TASK PROMPT:
Print all records exactly, leaving nothing out.

DATA EXTRACT:
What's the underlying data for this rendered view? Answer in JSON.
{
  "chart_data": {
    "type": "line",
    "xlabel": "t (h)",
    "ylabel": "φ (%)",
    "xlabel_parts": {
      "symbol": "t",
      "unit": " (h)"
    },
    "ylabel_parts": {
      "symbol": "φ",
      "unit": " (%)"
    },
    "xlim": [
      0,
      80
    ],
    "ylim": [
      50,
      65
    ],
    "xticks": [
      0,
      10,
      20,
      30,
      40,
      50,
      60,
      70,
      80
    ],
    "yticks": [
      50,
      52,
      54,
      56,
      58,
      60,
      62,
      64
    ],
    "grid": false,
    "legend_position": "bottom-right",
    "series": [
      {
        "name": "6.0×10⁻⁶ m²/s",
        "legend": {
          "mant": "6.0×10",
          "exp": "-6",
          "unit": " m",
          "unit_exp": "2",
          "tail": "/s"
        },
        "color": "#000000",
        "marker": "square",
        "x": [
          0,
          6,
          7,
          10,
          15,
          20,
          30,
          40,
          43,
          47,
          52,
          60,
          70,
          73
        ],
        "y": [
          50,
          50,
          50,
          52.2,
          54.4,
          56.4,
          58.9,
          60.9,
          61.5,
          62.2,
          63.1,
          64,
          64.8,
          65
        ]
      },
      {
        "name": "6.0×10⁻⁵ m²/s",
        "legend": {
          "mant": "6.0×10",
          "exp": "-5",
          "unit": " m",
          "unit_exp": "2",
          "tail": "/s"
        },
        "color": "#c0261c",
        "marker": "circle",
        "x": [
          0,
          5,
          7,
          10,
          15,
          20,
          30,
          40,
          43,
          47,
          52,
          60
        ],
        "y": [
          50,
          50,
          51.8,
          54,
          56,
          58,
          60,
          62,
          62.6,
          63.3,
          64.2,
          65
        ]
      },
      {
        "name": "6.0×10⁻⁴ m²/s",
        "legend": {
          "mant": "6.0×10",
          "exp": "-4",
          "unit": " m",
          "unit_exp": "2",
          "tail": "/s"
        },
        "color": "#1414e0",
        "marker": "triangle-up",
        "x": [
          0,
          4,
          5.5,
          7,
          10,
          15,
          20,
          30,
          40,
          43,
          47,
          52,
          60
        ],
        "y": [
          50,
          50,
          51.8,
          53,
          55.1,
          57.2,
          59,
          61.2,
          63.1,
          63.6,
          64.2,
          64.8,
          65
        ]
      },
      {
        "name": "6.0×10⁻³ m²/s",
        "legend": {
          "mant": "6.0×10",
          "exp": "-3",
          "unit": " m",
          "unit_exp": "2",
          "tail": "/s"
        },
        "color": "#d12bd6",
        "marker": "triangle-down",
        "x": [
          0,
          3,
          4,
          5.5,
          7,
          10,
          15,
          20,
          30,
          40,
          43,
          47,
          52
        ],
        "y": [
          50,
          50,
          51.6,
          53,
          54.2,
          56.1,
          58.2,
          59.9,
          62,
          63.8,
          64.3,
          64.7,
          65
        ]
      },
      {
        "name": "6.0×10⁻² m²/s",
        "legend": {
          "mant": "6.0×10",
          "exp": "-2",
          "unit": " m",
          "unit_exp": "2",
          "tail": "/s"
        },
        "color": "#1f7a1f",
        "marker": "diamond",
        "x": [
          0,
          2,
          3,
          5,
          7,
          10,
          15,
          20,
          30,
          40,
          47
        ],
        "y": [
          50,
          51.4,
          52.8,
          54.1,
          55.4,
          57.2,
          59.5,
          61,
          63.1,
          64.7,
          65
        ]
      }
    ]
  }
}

OUTPUT:
What's the underlying data for this rendered view? Answer in JSON.
{
  "chart_data": {
    "type": "line",
    "xlabel": "t (h)",
    "ylabel": "φ (%)",
    "xlabel_parts": {
      "symbol": "t",
      "unit": " (h)"
    },
    "ylabel_parts": {
      "symbol": "φ",
      "unit": " (%)"
    },
    "xlim": [
      0,
      80
    ],
    "ylim": [
      50,
      65
    ],
    "xticks": [
      0,
      10,
      20,
      30,
      40,
      50,
      60,
      70,
      80
    ],
    "yticks": [
      50,
      52,
      54,
      56,
      58,
      60,
      62,
      64
    ],
    "grid": false,
    "legend_position": "bottom-right",
    "series": [
      {
        "name": "6.0×10⁻⁶ m²/s",
        "legend": {
          "mant": "6.0×10",
          "exp": "-6",
          "unit": " m",
          "unit_exp": "2",
          "tail": "/s"
        },
        "color": "#000000",
        "marker": "square",
        "x": [
          0,
          6,
          7,
          10,
          15,
          20,
          30,
          40,
          43,
          47,
          52,
          60,
          70,
          73
        ],
        "y": [
          50,
          50,
          50,
          52.2,
          54.4,
          56.4,
          58.9,
          60.9,
          61.5,
          62.2,
          63.1,
          64,
          64.8,
          65
        ]
      },
      {
        "name": "6.0×10⁻⁵ m²/s",
        "legend": {
          "mant": "6.0×10",
          "exp": "-5",
          "unit": " m",
          "unit_exp": "2",
          "tail": "/s"
        },
        "color": "#c0261c",
        "marker": "circle",
        "x": [
          0,
          5,
          7,
          10,
          15,
          20,
          30,
          40,
          43,
          47,
          52,
          60
        ],
        "y": [
          50,
          50,
          51.8,
          54,
          56,
          58,
          60,
          62,
          62.6,
          63.3,
          64.2,
          65
        ]
      },
      {
        "name": "6.0×10⁻⁴ m²/s",
        "legend": {
          "mant": "6.0×10",
          "exp": "-4",
          "unit": " m",
          "unit_exp": "2",
          "tail": "/s"
        },
        "color": "#1414e0",
        "marker": "triangle-up",
        "x": [
          0,
          4,
          5.5,
          7,
          10,
          15,
          20,
          30,
          40,
          43,
          47,
          52,
          60
        ],
        "y": [
          50,
          50,
          51.8,
          53,
          55.1,
          57.2,
          59,
          61.2,
          63.1,
          63.6,
          64.2,
          64.8,
          65
        ]
      },
      {
        "name": "6.0×10⁻³ m²/s",
        "legend": {
          "mant": "6.0×10",
          "exp": "-3",
          "unit": " m",
          "unit_exp": "2",
          "tail": "/s"
        },
        "color": "#d12bd6",
        "marker": "triangle-down",
        "x": [
          0,
          3,
          4,
          5.5,
          7,
          10,
          15,
          20,
          30,
          40,
          43,
          47,
          52
        ],
        "y": [
          50,
          50,
          51.6,
          53,
          54.2,
          56.1,
          58.2,
          59.9,
          62,
          63.8,
          64.3,
          64.7,
          65
        ]
      },
      {
        "name": "6.0×10⁻² m²/s",
        "legend": {
          "mant": "6.0×10",
          "exp": "-2",
          "unit": " m",
          "unit_exp": "2",
          "tail": "/s"
        },
        "color": "#1f7a1f",
        "marker": "diamond",
        "x": [
          0,
          2,
          3,
          5,
          7,
          10,
          15,
          20,
          30,
          40,
          47
        ],
        "y": [
          50,
          51.4,
          52.8,
          54.1,
          55.4,
          57.2,
          59.5,
          61,
          63.1,
          64.7,
          65
        ]
      }
    ]
  }
}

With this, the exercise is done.